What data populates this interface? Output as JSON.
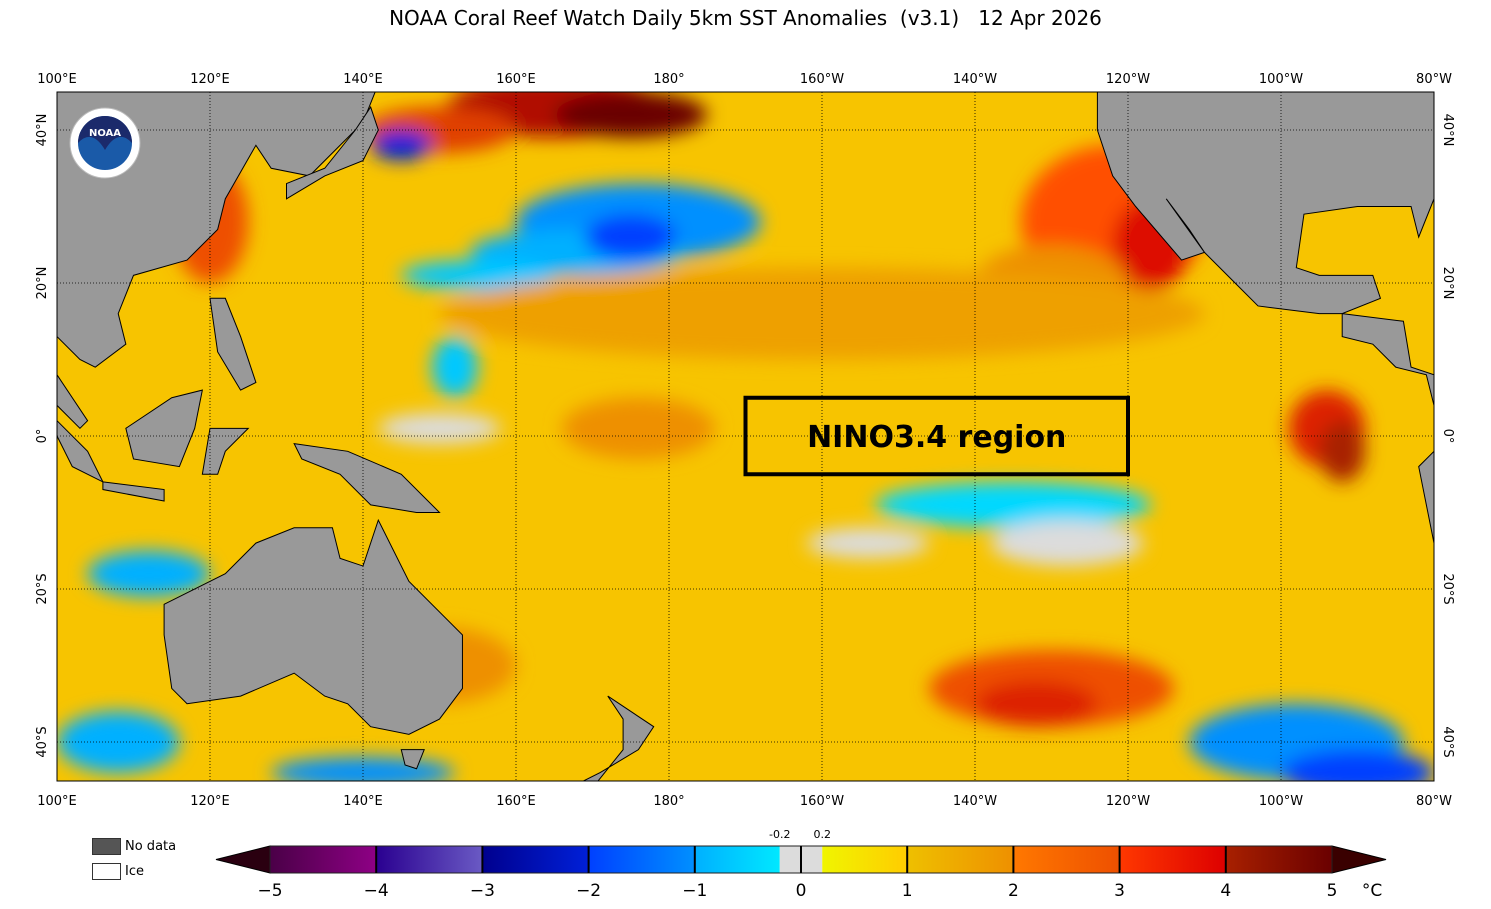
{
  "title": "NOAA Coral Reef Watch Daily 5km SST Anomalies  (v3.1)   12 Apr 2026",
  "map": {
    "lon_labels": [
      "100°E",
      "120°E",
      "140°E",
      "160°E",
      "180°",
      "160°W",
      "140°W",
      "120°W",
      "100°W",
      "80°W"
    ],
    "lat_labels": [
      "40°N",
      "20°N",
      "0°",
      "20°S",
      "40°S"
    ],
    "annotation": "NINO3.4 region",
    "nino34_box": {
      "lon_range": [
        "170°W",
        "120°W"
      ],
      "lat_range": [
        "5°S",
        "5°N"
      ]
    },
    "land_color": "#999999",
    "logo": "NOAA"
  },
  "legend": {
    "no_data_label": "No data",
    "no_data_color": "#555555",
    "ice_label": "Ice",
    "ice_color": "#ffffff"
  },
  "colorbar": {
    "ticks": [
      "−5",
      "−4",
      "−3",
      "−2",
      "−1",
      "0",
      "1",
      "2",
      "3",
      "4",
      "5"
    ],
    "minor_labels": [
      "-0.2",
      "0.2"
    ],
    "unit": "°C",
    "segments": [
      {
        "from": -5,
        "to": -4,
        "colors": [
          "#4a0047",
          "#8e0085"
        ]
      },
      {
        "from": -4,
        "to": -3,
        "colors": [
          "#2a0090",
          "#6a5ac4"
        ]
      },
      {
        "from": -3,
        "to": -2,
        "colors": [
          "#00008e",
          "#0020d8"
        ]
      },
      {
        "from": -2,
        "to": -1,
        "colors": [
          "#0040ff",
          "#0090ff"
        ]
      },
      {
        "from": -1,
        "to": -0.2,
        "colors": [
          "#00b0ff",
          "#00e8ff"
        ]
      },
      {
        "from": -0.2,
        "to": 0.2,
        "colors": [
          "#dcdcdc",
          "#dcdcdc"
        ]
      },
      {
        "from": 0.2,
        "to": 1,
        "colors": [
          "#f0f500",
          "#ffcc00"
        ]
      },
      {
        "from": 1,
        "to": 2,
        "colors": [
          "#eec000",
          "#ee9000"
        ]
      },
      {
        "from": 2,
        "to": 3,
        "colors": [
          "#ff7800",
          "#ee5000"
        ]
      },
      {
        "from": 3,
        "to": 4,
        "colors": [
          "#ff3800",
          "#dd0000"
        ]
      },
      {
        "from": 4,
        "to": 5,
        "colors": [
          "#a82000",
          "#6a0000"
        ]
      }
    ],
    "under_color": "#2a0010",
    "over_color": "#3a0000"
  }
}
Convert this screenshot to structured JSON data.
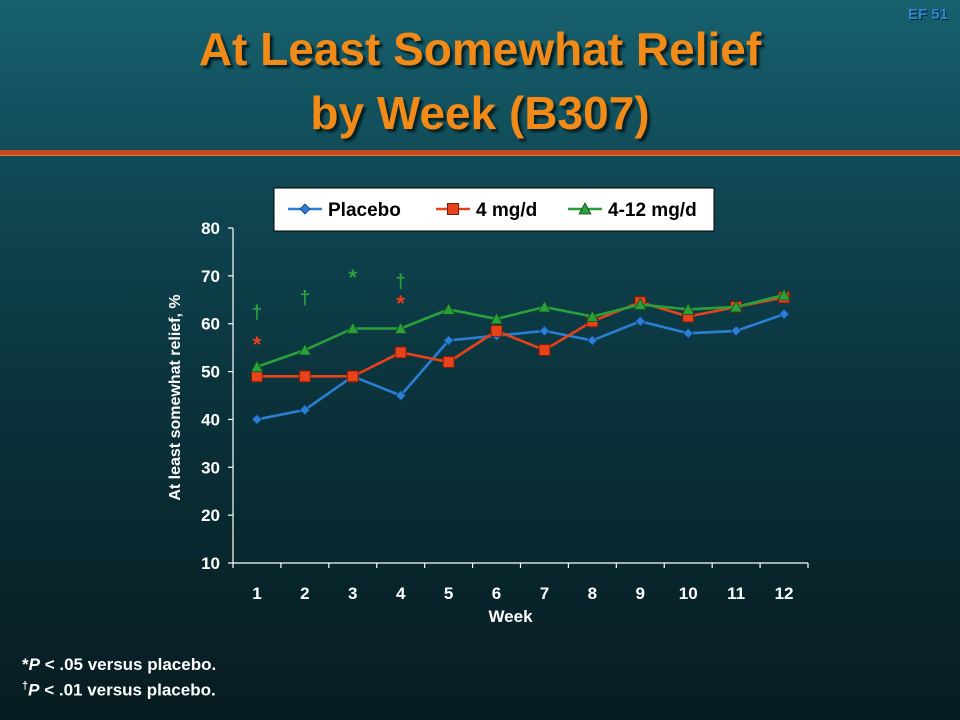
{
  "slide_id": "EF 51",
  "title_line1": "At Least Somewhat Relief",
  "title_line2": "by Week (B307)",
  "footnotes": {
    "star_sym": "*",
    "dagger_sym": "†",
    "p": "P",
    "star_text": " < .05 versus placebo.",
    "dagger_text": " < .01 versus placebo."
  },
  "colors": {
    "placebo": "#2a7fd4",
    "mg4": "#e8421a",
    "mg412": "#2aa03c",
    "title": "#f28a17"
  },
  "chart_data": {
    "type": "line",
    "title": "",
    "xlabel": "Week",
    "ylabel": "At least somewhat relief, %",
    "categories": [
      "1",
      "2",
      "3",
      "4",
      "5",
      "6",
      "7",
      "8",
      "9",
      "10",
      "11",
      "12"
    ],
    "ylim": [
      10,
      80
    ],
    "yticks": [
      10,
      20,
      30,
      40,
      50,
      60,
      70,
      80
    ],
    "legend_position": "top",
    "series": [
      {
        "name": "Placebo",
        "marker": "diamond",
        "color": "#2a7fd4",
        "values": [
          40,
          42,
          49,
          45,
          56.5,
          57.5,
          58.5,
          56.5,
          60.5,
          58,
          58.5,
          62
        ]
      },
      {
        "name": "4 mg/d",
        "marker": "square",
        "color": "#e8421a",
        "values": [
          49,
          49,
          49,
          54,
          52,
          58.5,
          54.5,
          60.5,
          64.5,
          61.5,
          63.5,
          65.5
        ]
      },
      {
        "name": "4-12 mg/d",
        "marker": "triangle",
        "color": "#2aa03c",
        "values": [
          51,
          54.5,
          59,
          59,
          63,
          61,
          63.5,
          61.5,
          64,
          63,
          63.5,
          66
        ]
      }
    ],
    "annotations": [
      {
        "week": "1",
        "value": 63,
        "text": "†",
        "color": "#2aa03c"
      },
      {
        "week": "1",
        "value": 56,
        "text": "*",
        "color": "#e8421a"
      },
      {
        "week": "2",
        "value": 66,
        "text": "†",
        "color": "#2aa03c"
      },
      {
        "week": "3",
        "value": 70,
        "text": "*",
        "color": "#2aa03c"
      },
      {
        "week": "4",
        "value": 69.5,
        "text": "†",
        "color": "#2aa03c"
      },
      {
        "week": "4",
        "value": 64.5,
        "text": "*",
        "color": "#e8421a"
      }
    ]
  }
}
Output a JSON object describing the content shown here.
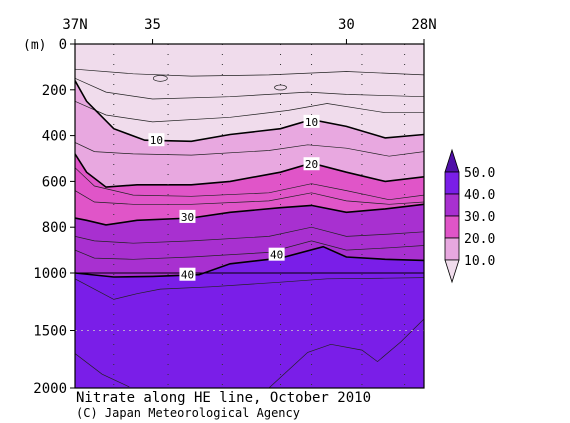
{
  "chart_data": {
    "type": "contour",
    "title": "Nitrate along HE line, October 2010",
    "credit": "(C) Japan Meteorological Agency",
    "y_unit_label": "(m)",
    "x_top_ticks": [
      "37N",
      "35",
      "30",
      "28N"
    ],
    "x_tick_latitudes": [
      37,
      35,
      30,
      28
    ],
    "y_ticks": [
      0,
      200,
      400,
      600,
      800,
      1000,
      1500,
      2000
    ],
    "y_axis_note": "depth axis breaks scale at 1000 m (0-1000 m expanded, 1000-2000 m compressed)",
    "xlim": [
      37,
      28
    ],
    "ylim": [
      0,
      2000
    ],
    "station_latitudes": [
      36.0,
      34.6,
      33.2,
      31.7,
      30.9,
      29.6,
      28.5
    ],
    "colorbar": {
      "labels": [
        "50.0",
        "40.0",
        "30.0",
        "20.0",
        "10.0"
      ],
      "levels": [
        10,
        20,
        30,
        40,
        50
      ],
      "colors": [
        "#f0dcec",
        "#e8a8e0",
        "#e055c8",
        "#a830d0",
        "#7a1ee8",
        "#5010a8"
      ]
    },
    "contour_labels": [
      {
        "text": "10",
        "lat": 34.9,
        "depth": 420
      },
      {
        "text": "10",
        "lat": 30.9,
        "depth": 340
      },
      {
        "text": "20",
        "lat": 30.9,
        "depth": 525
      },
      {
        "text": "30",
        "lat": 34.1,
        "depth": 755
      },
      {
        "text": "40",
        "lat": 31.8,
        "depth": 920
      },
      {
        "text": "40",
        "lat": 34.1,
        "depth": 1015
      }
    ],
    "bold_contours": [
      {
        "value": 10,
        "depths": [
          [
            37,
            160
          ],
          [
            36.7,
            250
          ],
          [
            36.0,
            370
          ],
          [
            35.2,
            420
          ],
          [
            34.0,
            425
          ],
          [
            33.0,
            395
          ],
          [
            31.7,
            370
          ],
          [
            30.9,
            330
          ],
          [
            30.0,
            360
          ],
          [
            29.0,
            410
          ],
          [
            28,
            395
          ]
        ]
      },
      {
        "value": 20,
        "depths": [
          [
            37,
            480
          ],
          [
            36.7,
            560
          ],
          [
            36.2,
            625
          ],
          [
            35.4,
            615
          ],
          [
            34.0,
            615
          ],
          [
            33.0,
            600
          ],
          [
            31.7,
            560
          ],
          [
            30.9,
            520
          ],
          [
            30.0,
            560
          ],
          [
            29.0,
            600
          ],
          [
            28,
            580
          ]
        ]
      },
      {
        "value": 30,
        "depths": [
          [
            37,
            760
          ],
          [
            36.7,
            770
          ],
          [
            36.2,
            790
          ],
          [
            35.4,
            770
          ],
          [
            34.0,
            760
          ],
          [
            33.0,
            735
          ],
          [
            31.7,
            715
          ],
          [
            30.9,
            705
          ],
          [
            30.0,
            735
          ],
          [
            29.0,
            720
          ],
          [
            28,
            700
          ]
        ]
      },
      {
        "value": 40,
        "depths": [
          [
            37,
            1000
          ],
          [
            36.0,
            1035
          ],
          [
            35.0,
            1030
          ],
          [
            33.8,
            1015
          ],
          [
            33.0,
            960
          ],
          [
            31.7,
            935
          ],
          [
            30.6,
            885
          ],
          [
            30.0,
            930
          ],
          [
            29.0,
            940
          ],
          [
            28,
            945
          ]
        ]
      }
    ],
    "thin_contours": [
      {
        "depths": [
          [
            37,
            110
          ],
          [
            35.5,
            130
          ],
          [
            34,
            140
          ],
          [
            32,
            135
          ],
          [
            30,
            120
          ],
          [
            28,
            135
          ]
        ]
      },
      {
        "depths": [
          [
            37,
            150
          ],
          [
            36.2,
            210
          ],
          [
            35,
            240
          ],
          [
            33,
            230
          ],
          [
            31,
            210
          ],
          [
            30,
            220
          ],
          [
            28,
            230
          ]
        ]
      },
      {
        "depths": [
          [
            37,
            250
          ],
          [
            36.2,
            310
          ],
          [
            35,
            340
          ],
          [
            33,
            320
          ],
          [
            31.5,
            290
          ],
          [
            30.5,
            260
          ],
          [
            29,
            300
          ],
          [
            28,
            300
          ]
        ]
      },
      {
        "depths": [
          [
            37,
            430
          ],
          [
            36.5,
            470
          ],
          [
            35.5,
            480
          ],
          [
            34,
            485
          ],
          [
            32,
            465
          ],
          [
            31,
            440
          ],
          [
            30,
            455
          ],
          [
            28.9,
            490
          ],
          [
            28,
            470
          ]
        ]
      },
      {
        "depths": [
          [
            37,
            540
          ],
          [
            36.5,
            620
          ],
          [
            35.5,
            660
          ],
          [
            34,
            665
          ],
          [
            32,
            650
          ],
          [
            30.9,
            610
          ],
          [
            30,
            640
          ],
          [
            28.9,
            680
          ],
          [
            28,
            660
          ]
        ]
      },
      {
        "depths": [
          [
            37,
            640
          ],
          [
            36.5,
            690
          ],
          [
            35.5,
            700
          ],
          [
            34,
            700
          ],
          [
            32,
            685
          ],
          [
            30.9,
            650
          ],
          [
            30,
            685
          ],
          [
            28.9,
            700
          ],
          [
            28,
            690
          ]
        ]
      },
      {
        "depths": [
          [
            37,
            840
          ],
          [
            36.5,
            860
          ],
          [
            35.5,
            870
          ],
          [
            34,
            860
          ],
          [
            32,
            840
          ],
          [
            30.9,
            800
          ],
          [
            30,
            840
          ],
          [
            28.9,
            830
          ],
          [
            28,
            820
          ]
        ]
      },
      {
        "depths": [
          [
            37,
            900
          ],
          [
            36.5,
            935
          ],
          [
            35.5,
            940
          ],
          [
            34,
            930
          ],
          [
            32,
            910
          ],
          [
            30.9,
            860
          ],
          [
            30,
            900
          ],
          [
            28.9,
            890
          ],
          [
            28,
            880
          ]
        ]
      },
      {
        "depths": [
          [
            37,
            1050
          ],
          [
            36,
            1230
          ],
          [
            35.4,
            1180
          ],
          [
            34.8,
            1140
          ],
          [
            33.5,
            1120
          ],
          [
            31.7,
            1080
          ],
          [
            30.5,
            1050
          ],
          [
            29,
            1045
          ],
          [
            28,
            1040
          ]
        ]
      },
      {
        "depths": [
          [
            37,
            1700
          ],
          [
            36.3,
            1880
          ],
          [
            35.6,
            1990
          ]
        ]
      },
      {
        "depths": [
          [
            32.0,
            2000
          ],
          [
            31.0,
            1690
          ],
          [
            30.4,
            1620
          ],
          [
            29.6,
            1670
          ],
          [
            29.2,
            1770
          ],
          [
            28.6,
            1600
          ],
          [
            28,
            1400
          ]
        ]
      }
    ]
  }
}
============================================================
- [Work to be completed]: Return, from the data, each line that has the word "this" in it.

- [Answer in full]:
What data populates this interface? Output as JSON.
Convert this screenshot to structured JSON data.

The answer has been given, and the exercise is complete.